>> start
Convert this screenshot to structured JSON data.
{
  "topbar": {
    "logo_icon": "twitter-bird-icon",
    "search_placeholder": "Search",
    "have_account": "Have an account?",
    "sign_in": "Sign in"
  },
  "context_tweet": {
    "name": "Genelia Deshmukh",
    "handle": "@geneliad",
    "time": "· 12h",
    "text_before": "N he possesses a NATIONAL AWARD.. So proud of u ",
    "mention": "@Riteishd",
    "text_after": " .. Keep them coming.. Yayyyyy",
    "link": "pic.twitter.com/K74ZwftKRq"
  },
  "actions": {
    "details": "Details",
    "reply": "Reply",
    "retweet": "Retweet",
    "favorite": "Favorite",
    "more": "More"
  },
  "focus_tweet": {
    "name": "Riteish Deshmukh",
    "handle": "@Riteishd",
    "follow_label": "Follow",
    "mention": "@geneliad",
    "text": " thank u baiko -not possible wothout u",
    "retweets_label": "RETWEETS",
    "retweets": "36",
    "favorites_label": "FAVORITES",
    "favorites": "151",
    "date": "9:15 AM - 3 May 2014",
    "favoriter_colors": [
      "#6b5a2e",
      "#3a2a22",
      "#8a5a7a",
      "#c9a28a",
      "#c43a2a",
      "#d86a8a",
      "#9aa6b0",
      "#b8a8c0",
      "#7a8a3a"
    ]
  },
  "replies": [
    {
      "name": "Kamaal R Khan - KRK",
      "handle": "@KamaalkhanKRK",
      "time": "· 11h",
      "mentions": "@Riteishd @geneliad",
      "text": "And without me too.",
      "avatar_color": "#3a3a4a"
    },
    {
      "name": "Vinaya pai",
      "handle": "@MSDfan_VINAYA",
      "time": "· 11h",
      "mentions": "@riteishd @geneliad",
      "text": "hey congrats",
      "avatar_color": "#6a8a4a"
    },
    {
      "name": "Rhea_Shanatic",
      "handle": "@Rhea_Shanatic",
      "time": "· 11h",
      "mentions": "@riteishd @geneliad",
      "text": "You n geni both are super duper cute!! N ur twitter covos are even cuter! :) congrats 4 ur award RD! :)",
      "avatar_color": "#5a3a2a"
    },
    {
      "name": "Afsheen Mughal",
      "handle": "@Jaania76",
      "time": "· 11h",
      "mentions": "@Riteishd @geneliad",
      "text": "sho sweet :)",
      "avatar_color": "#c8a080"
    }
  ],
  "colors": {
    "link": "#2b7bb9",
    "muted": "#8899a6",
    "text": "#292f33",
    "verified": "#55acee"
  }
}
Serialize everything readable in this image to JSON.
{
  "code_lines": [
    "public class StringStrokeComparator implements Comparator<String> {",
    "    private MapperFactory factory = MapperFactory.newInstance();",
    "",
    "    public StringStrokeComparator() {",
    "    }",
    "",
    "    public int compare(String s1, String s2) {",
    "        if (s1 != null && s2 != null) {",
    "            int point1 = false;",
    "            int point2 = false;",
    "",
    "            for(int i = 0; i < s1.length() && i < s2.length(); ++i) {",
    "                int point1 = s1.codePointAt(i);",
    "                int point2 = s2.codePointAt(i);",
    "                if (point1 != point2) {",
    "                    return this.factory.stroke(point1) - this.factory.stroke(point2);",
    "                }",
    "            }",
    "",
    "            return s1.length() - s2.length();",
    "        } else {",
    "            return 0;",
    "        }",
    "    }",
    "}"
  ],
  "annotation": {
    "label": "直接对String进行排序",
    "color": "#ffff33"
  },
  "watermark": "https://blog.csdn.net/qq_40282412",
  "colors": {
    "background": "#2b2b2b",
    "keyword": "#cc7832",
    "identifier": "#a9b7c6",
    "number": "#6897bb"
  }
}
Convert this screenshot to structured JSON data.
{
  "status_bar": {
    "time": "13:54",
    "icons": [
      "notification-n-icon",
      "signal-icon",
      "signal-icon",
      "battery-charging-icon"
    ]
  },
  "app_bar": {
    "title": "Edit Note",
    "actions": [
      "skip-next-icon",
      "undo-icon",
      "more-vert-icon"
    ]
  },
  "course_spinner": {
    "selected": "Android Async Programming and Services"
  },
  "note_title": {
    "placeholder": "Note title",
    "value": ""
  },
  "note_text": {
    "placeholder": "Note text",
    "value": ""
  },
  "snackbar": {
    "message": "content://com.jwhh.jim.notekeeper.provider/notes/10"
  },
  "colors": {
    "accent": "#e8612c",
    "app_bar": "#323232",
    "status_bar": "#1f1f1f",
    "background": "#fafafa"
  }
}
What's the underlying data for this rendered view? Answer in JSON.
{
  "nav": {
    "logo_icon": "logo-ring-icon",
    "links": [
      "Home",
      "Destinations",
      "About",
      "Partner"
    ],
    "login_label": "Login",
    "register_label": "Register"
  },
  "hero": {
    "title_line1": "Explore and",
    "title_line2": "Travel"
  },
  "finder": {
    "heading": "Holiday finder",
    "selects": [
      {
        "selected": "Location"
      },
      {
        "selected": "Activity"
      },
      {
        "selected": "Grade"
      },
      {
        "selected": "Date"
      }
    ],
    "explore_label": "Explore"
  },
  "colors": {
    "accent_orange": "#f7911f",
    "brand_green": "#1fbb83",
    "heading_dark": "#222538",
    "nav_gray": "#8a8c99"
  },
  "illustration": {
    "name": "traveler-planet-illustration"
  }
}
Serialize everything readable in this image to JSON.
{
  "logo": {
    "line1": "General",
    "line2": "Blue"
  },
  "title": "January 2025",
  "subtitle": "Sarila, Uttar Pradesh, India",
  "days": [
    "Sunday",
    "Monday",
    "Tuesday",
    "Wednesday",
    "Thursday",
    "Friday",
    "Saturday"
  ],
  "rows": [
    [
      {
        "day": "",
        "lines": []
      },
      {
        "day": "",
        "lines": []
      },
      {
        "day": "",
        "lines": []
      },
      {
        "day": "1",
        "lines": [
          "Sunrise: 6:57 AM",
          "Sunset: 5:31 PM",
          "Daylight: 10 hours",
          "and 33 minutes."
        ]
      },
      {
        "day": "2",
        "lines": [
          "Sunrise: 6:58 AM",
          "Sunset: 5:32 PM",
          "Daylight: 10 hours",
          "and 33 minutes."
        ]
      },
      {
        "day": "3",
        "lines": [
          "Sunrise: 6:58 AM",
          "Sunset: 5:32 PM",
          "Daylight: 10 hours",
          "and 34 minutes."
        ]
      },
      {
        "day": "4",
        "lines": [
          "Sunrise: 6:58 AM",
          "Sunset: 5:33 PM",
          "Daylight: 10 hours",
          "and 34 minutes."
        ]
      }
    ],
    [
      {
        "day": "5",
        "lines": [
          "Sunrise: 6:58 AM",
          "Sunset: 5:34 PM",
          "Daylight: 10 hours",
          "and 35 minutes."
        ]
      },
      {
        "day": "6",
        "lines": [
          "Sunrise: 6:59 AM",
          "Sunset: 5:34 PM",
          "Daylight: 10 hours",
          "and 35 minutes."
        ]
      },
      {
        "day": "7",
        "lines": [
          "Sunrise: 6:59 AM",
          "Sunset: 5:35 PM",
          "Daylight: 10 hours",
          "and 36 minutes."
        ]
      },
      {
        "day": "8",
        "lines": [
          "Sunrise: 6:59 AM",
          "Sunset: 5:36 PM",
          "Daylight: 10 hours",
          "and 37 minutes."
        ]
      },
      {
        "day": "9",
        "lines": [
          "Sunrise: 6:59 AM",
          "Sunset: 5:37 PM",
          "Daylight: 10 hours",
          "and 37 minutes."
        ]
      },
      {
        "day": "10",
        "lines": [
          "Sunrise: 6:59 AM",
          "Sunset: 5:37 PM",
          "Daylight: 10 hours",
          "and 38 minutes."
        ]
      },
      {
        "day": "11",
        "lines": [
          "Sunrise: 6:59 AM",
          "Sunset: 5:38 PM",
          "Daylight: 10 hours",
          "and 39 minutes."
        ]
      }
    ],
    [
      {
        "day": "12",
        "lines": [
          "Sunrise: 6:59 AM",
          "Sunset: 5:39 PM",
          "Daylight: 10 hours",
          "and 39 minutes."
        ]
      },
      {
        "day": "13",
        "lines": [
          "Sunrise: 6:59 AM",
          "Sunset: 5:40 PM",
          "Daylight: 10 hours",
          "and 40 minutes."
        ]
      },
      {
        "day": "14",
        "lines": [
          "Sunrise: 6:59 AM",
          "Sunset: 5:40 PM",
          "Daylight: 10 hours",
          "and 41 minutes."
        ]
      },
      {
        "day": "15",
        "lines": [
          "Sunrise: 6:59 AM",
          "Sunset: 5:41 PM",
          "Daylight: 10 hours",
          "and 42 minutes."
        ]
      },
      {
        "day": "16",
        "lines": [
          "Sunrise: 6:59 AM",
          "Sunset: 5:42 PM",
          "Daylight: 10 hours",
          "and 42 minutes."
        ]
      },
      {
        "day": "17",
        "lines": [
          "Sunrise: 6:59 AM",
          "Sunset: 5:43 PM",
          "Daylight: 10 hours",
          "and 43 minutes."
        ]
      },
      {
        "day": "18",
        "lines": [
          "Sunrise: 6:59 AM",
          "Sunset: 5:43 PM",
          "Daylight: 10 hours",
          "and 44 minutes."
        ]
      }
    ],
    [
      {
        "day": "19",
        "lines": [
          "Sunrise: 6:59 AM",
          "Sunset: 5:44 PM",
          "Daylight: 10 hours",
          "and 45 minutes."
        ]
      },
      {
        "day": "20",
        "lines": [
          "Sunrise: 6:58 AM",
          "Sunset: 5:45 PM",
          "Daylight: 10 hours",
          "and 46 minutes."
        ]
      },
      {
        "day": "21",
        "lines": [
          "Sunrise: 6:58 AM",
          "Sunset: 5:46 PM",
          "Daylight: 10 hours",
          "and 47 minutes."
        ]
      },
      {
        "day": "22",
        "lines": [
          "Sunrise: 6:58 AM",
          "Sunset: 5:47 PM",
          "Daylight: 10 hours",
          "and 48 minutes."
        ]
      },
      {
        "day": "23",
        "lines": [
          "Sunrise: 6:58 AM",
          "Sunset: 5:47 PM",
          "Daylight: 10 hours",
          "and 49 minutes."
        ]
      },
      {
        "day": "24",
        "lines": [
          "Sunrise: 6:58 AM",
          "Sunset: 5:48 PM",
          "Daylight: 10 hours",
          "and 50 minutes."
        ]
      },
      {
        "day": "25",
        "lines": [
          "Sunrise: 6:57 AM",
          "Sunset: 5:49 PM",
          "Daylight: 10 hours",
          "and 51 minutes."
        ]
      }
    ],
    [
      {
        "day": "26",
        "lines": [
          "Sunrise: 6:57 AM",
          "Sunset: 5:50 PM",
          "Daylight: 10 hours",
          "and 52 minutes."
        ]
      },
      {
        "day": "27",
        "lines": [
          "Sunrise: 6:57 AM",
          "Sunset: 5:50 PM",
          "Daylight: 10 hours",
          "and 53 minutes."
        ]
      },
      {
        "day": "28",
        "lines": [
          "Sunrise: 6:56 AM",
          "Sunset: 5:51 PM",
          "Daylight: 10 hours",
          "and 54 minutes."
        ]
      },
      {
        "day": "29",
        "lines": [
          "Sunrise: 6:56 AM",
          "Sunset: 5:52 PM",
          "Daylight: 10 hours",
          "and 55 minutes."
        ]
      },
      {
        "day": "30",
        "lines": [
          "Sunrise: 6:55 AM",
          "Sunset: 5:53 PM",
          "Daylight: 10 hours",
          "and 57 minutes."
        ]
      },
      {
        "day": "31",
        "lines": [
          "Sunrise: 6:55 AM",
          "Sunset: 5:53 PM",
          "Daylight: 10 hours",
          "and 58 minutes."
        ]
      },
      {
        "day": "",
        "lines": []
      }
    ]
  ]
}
>> end
* **Written request**
Find the word "return" in the data and show each line that holds it.

* **Finished task**
    "                    return this.factory.stroke(point1) - this.factory.stroke(point2);",
    "            return s1.length() - s2.length();",
    "            return 0;",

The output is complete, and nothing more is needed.